(Extracted records)
** begin **
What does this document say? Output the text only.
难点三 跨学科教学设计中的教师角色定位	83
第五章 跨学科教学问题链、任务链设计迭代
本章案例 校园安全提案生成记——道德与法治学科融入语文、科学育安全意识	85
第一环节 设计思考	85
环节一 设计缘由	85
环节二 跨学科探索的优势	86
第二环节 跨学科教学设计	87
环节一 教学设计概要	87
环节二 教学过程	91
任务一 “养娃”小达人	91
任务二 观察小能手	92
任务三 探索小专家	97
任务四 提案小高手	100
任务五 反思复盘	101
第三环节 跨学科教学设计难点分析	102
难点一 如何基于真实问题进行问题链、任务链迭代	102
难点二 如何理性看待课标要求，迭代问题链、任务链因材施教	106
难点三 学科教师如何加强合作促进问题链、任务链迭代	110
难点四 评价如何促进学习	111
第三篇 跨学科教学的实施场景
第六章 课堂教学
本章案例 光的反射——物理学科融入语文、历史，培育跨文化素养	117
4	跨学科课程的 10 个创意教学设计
** end **
BRIEF:
Repeat the records above exactly, from the first line to the last.

CORRECT ANSWER:
What does this document say? Output the text only.
难点三 跨学科教学设计中的教师角色定位	83
第五章 跨学科教学问题链、任务链设计迭代
本章案例 校园安全提案生成记——道德与法治学科融入语文、科学育安全意识	85
第一环节 设计思考	85
环节一 设计缘由	85
环节二 跨学科探索的优势	86
第二环节 跨学科教学设计	87
环节一 教学设计概要	87
环节二 教学过程	91
任务一 “养娃”小达人	91
任务二 观察小能手	92
任务三 探索小专家	97
任务四 提案小高手	100
任务五 反思复盘	101
第三环节 跨学科教学设计难点分析	102
难点一 如何基于真实问题进行问题链、任务链迭代	102
难点二 如何理性看待课标要求，迭代问题链、任务链因材施教	106
难点三 学科教师如何加强合作促进问题链、任务链迭代	110
难点四 评价如何促进学习	111
第三篇 跨学科教学的实施场景
第六章 课堂教学
本章案例 光的反射——物理学科融入语文、历史，培育跨文化素养	117
4	跨学科课程的 10 个创意教学设计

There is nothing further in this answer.